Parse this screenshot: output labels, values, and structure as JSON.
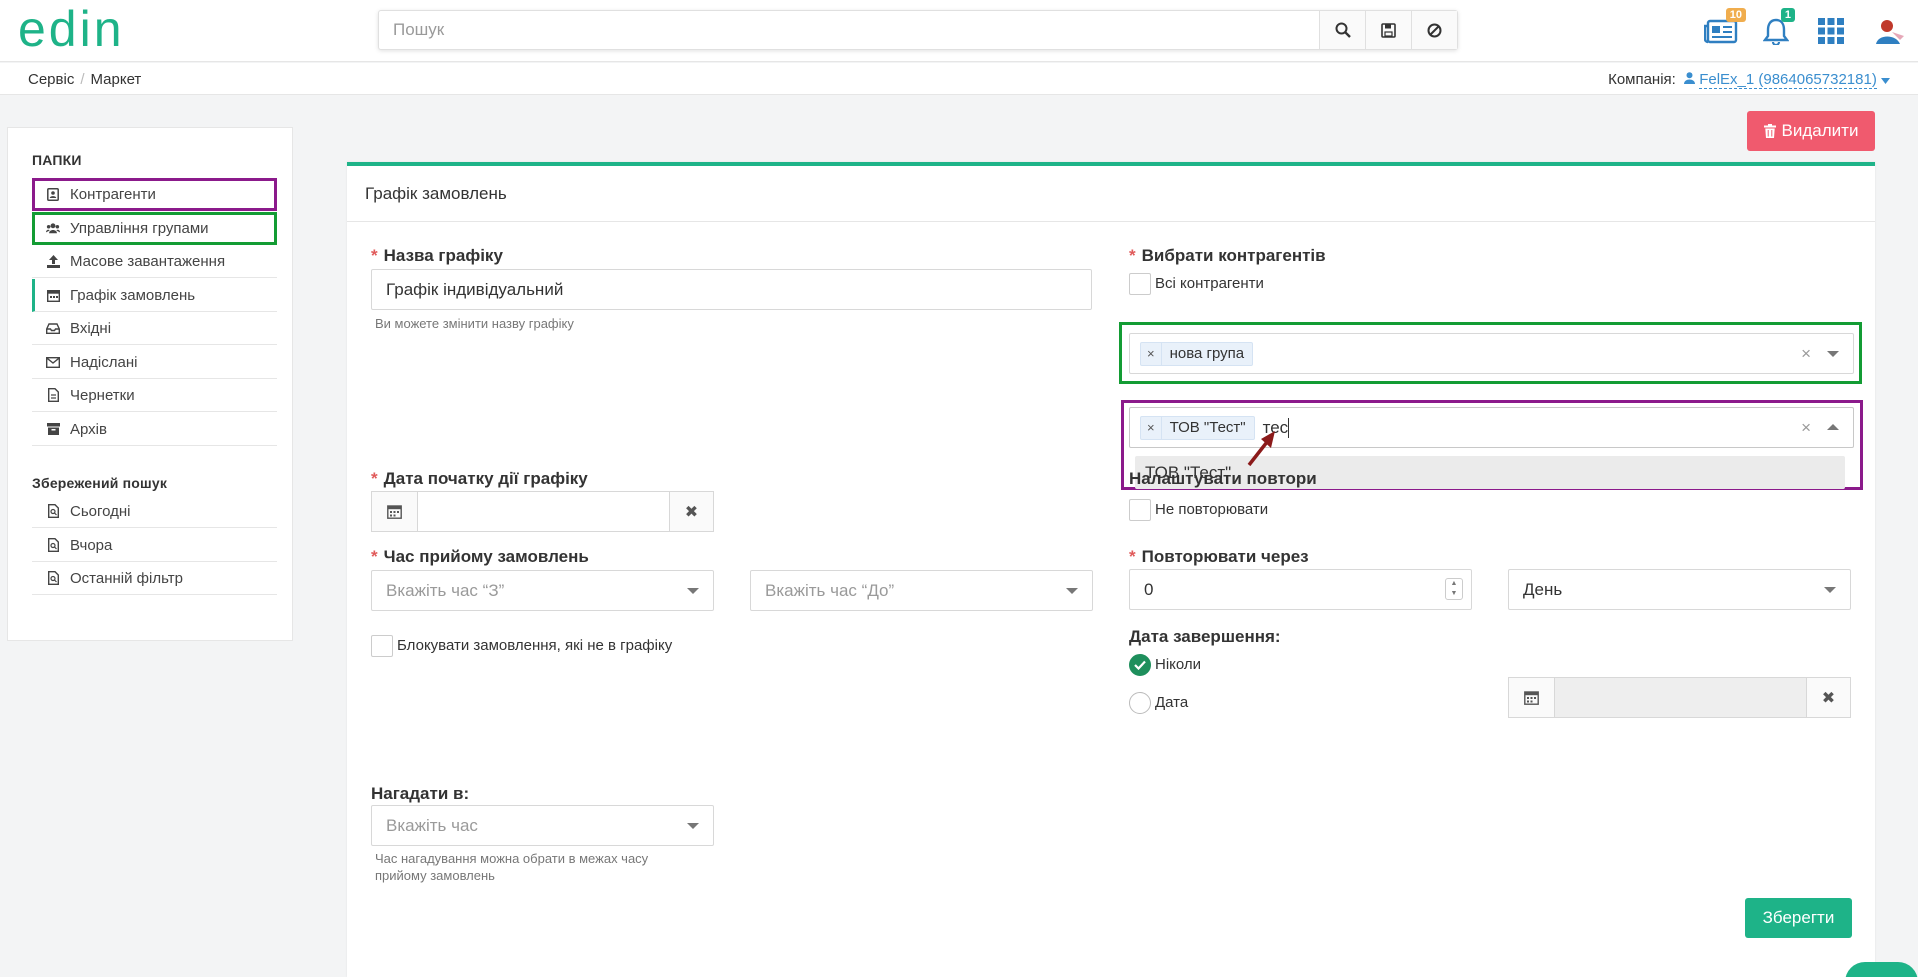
{
  "header": {
    "logo_text": "edin",
    "search": {
      "placeholder": "Пошук"
    },
    "badges": {
      "documents": "10",
      "notifications": "1"
    }
  },
  "breadcrumb": {
    "items": [
      "Сервіс",
      "Маркет"
    ]
  },
  "company": {
    "label": "Компанія:",
    "value": "FelEx_1 (9864065732181)"
  },
  "sidebar": {
    "folders_title": "ПАПКИ",
    "items": [
      {
        "label": "Контрагенти",
        "icon": "address-card-icon"
      },
      {
        "label": "Управління групами",
        "icon": "users-icon"
      },
      {
        "label": "Масове завантаження",
        "icon": "upload-icon"
      },
      {
        "label": "Графік замовлень",
        "icon": "calendar-icon"
      },
      {
        "label": "Вхідні",
        "icon": "inbox-icon"
      },
      {
        "label": "Надіслані",
        "icon": "envelope-icon"
      },
      {
        "label": "Чернетки",
        "icon": "file-icon"
      },
      {
        "label": "Архів",
        "icon": "archive-icon"
      }
    ],
    "saved_title": "Збережений пошук",
    "saved_items": [
      {
        "label": "Сьогодні"
      },
      {
        "label": "Вчора"
      },
      {
        "label": "Останній фільтр"
      }
    ]
  },
  "actions": {
    "delete_label": "Видалити",
    "save_label": "Зберегти"
  },
  "form": {
    "title": "Графік замовлень",
    "schedule_name": {
      "label": "Назва графіку",
      "value": "Графік індивідуальний",
      "hint": "Ви можете змінити назву графіку"
    },
    "counterparties": {
      "label": "Вибрати контрагентів",
      "all_label": "Всі контрагенти",
      "group_tag": "нова група",
      "company_tag": "ТОВ \"Тест\"",
      "search_text": "тес",
      "dropdown_option": "ТОВ \"Тест\""
    },
    "start_date": {
      "label": "Дата початку дії графіку",
      "value": ""
    },
    "repeat_settings": {
      "label": "Налаштувати повтори",
      "no_repeat_label": "Не повторювати"
    },
    "order_time": {
      "label": "Час прийому замовлень",
      "from_placeholder": "Вкажіть час “З”",
      "to_placeholder": "Вкажіть час “До”"
    },
    "repeat_every": {
      "label": "Повторювати через",
      "value": "0",
      "unit": "День"
    },
    "block_orders_label": "Блокувати замовлення, які не в графіку",
    "end_date": {
      "label": "Дата завершення:",
      "never_label": "Ніколи",
      "date_label": "Дата",
      "never_selected": true
    },
    "remind": {
      "label": "Нагадати в:",
      "placeholder": "Вкажіть час",
      "hint": "Час нагадування можна обрати в межах часу прийому замовлень"
    }
  },
  "colors": {
    "accent": "#1eb388",
    "danger": "#f05a6e",
    "highlight_green": "#139c34",
    "highlight_purple": "#8b1a8b",
    "link": "#3a8ecf",
    "annotation_arrow": "#8b1a1a"
  }
}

::::

The records above should be reproduced exactly, with no pictures included.

Parse this screenshot: output labels, values, and structure as JSON.
{
  "header": {
    "logo_text": "edin",
    "search": {
      "placeholder": "Пошук"
    },
    "badges": {
      "documents": "10",
      "notifications": "1"
    }
  },
  "breadcrumb": {
    "items": [
      "Сервіс",
      "Маркет"
    ]
  },
  "company": {
    "label": "Компанія:",
    "value": "FelEx_1 (9864065732181)"
  },
  "sidebar": {
    "folders_title": "ПАПКИ",
    "items": [
      {
        "label": "Контрагенти",
        "icon": "address-card-icon"
      },
      {
        "label": "Управління групами",
        "icon": "users-icon"
      },
      {
        "label": "Масове завантаження",
        "icon": "upload-icon"
      },
      {
        "label": "Графік замовлень",
        "icon": "calendar-icon"
      },
      {
        "label": "Вхідні",
        "icon": "inbox-icon"
      },
      {
        "label": "Надіслані",
        "icon": "envelope-icon"
      },
      {
        "label": "Чернетки",
        "icon": "file-icon"
      },
      {
        "label": "Архів",
        "icon": "archive-icon"
      }
    ],
    "saved_title": "Збережений пошук",
    "saved_items": [
      {
        "label": "Сьогодні"
      },
      {
        "label": "Вчора"
      },
      {
        "label": "Останній фільтр"
      }
    ]
  },
  "actions": {
    "delete_label": "Видалити",
    "save_label": "Зберегти"
  },
  "form": {
    "title": "Графік замовлень",
    "schedule_name": {
      "label": "Назва графіку",
      "value": "Графік індивідуальний",
      "hint": "Ви можете змінити назву графіку"
    },
    "counterparties": {
      "label": "Вибрати контрагентів",
      "all_label": "Всі контрагенти",
      "group_tag": "нова група",
      "company_tag": "ТОВ \"Тест\"",
      "search_text": "тес",
      "dropdown_option": "ТОВ \"Тест\""
    },
    "start_date": {
      "label": "Дата початку дії графіку",
      "value": ""
    },
    "repeat_settings": {
      "label": "Налаштувати повтори",
      "no_repeat_label": "Не повторювати"
    },
    "order_time": {
      "label": "Час прийому замовлень",
      "from_placeholder": "Вкажіть час “З”",
      "to_placeholder": "Вкажіть час “До”"
    },
    "repeat_every": {
      "label": "Повторювати через",
      "value": "0",
      "unit": "День"
    },
    "block_orders_label": "Блокувати замовлення, які не в графіку",
    "end_date": {
      "label": "Дата завершення:",
      "never_label": "Ніколи",
      "date_label": "Дата",
      "never_selected": true
    },
    "remind": {
      "label": "Нагадати в:",
      "placeholder": "Вкажіть час",
      "hint": "Час нагадування можна обрати в межах часу прийому замовлень"
    }
  },
  "colors": {
    "accent": "#1eb388",
    "danger": "#f05a6e",
    "highlight_green": "#139c34",
    "highlight_purple": "#8b1a8b",
    "link": "#3a8ecf",
    "annotation_arrow": "#8b1a1a"
  }
}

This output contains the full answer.